BEGIN
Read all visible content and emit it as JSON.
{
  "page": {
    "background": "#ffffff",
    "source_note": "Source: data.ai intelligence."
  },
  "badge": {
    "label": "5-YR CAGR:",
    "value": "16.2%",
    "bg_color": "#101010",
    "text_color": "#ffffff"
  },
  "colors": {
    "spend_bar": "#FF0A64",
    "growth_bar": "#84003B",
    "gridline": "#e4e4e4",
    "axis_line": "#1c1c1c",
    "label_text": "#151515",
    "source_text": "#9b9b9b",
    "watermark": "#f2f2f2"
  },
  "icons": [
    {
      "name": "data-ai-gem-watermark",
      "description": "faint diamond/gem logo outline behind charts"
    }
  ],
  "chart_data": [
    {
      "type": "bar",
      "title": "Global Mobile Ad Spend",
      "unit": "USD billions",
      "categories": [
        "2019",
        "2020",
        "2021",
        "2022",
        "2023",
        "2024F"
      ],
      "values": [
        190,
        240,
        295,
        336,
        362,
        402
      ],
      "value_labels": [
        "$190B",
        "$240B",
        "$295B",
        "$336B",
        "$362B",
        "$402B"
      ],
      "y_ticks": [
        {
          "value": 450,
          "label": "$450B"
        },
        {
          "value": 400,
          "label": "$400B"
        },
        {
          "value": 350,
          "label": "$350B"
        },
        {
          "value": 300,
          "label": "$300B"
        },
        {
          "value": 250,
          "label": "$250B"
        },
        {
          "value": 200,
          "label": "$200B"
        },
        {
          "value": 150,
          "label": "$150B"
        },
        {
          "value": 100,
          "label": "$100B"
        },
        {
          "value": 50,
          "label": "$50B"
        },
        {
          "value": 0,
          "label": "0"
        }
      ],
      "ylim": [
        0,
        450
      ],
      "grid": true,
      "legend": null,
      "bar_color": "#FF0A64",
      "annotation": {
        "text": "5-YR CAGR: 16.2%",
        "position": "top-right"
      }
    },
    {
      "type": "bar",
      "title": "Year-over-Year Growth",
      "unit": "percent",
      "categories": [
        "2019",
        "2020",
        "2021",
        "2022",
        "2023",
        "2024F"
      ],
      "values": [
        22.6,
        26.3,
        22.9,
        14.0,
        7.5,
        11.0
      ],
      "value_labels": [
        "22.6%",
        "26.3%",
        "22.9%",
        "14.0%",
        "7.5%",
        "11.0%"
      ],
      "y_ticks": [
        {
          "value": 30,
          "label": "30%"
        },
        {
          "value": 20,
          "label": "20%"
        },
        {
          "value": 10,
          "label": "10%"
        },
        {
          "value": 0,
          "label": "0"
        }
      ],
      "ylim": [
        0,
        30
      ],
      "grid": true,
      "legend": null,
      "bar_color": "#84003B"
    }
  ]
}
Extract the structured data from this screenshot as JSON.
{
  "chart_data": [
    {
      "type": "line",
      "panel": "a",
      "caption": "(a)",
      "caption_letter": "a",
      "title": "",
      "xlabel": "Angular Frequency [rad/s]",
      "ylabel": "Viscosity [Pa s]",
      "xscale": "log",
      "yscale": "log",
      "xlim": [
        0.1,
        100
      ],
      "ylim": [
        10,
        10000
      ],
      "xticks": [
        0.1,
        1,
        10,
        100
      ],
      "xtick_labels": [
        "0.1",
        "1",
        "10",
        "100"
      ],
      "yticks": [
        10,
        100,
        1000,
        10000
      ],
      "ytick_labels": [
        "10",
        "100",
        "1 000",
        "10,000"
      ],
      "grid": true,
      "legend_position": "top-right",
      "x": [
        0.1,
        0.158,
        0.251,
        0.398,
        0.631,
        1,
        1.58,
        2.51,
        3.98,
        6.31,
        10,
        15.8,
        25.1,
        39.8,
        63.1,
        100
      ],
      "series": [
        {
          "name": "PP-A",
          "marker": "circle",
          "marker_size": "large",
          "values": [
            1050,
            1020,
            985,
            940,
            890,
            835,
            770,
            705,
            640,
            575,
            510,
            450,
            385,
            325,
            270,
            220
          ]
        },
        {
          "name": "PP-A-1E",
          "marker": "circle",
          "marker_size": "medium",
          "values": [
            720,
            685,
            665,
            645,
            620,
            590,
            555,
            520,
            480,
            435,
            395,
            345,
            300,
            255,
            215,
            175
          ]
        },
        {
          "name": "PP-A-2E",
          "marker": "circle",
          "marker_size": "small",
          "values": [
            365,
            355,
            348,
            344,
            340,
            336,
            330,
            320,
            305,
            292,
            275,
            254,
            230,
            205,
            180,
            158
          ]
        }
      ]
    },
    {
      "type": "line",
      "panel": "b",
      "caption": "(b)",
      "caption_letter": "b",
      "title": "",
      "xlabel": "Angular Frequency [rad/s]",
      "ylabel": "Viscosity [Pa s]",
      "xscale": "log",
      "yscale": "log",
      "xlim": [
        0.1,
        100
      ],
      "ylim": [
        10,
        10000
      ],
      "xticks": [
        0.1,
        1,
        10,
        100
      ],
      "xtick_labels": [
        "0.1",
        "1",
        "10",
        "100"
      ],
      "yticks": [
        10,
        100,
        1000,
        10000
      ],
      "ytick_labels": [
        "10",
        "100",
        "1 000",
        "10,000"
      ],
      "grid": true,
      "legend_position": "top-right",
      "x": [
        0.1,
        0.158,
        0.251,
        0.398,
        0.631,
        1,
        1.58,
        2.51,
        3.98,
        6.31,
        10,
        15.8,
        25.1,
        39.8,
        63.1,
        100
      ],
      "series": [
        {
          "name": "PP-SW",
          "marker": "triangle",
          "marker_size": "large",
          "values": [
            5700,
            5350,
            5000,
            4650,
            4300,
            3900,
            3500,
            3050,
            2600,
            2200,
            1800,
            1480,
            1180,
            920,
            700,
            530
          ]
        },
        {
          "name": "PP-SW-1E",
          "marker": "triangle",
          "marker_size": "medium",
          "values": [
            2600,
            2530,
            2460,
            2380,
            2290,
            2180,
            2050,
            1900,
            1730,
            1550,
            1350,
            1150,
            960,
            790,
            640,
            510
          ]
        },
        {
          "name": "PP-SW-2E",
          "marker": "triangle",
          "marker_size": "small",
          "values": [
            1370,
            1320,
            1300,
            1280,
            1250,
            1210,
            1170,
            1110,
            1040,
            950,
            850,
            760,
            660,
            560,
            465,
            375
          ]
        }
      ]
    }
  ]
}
END
§ **Required work**: Every record above needs to be repeated word for word.

§ **Solution to this problem**:
Read all visible content and emit it as JSON.
{
  "page": {
    "background": "#ffffff",
    "source_note": "Source: data.ai intelligence."
  },
  "badge": {
    "label": "5-YR CAGR:",
    "value": "16.2%",
    "bg_color": "#101010",
    "text_color": "#ffffff"
  },
  "colors": {
    "spend_bar": "#FF0A64",
    "growth_bar": "#84003B",
    "gridline": "#e4e4e4",
    "axis_line": "#1c1c1c",
    "label_text": "#151515",
    "source_text": "#9b9b9b",
    "watermark": "#f2f2f2"
  },
  "icons": [
    {
      "name": "data-ai-gem-watermark",
      "description": "faint diamond/gem logo outline behind charts"
    }
  ],
  "chart_data": [
    {
      "type": "bar",
      "title": "Global Mobile Ad Spend",
      "unit": "USD billions",
      "categories": [
        "2019",
        "2020",
        "2021",
        "2022",
        "2023",
        "2024F"
      ],
      "values": [
        190,
        240,
        295,
        336,
        362,
        402
      ],
      "value_labels": [
        "$190B",
        "$240B",
        "$295B",
        "$336B",
        "$362B",
        "$402B"
      ],
      "y_ticks": [
        {
          "value": 450,
          "label": "$450B"
        },
        {
          "value": 400,
          "label": "$400B"
        },
        {
          "value": 350,
          "label": "$350B"
        },
        {
          "value": 300,
          "label": "$300B"
        },
        {
          "value": 250,
          "label": "$250B"
        },
        {
          "value": 200,
          "label": "$200B"
        },
        {
          "value": 150,
          "label": "$150B"
        },
        {
          "value": 100,
          "label": "$100B"
        },
        {
          "value": 50,
          "label": "$50B"
        },
        {
          "value": 0,
          "label": "0"
        }
      ],
      "ylim": [
        0,
        450
      ],
      "grid": true,
      "legend": null,
      "bar_color": "#FF0A64",
      "annotation": {
        "text": "5-YR CAGR: 16.2%",
        "position": "top-right"
      }
    },
    {
      "type": "bar",
      "title": "Year-over-Year Growth",
      "unit": "percent",
      "categories": [
        "2019",
        "2020",
        "2021",
        "2022",
        "2023",
        "2024F"
      ],
      "values": [
        22.6,
        26.3,
        22.9,
        14.0,
        7.5,
        11.0
      ],
      "value_labels": [
        "22.6%",
        "26.3%",
        "22.9%",
        "14.0%",
        "7.5%",
        "11.0%"
      ],
      "y_ticks": [
        {
          "value": 30,
          "label": "30%"
        },
        {
          "value": 20,
          "label": "20%"
        },
        {
          "value": 10,
          "label": "10%"
        },
        {
          "value": 0,
          "label": "0"
        }
      ],
      "ylim": [
        0,
        30
      ],
      "grid": true,
      "legend": null,
      "bar_color": "#84003B"
    }
  ]
}
Extract the structured data from this screenshot as JSON.
{
  "chart_data": [
    {
      "type": "line",
      "panel": "a",
      "caption": "(a)",
      "caption_letter": "a",
      "title": "",
      "xlabel": "Angular Frequency [rad/s]",
      "ylabel": "Viscosity [Pa s]",
      "xscale": "log",
      "yscale": "log",
      "xlim": [
        0.1,
        100
      ],
      "ylim": [
        10,
        10000
      ],
      "xticks": [
        0.1,
        1,
        10,
        100
      ],
      "xtick_labels": [
        "0.1",
        "1",
        "10",
        "100"
      ],
      "yticks": [
        10,
        100,
        1000,
        10000
      ],
      "ytick_labels": [
        "10",
        "100",
        "1 000",
        "10,000"
      ],
      "grid": true,
      "legend_position": "top-right",
      "x": [
        0.1,
        0.158,
        0.251,
        0.398,
        0.631,
        1,
        1.58,
        2.51,
        3.98,
        6.31,
        10,
        15.8,
        25.1,
        39.8,
        63.1,
        100
      ],
      "series": [
        {
          "name": "PP-A",
          "marker": "circle",
          "marker_size": "large",
          "values": [
            1050,
            1020,
            985,
            940,
            890,
            835,
            770,
            705,
            640,
            575,
            510,
            450,
            385,
            325,
            270,
            220
          ]
        },
        {
          "name": "PP-A-1E",
          "marker": "circle",
          "marker_size": "medium",
          "values": [
            720,
            685,
            665,
            645,
            620,
            590,
            555,
            520,
            480,
            435,
            395,
            345,
            300,
            255,
            215,
            175
          ]
        },
        {
          "name": "PP-A-2E",
          "marker": "circle",
          "marker_size": "small",
          "values": [
            365,
            355,
            348,
            344,
            340,
            336,
            330,
            320,
            305,
            292,
            275,
            254,
            230,
            205,
            180,
            158
          ]
        }
      ]
    },
    {
      "type": "line",
      "panel": "b",
      "caption": "(b)",
      "caption_letter": "b",
      "title": "",
      "xlabel": "Angular Frequency [rad/s]",
      "ylabel": "Viscosity [Pa s]",
      "xscale": "log",
      "yscale": "log",
      "xlim": [
        0.1,
        100
      ],
      "ylim": [
        10,
        10000
      ],
      "xticks": [
        0.1,
        1,
        10,
        100
      ],
      "xtick_labels": [
        "0.1",
        "1",
        "10",
        "100"
      ],
      "yticks": [
        10,
        100,
        1000,
        10000
      ],
      "ytick_labels": [
        "10",
        "100",
        "1 000",
        "10,000"
      ],
      "grid": true,
      "legend_position": "top-right",
      "x": [
        0.1,
        0.158,
        0.251,
        0.398,
        0.631,
        1,
        1.58,
        2.51,
        3.98,
        6.31,
        10,
        15.8,
        25.1,
        39.8,
        63.1,
        100
      ],
      "series": [
        {
          "name": "PP-SW",
          "marker": "triangle",
          "marker_size": "large",
          "values": [
            5700,
            5350,
            5000,
            4650,
            4300,
            3900,
            3500,
            3050,
            2600,
            2200,
            1800,
            1480,
            1180,
            920,
            700,
            530
          ]
        },
        {
          "name": "PP-SW-1E",
          "marker": "triangle",
          "marker_size": "medium",
          "values": [
            2600,
            2530,
            2460,
            2380,
            2290,
            2180,
            2050,
            1900,
            1730,
            1550,
            1350,
            1150,
            960,
            790,
            640,
            510
          ]
        },
        {
          "name": "PP-SW-2E",
          "marker": "triangle",
          "marker_size": "small",
          "values": [
            1370,
            1320,
            1300,
            1280,
            1250,
            1210,
            1170,
            1110,
            1040,
            950,
            850,
            760,
            660,
            560,
            465,
            375
          ]
        }
      ]
    }
  ]
}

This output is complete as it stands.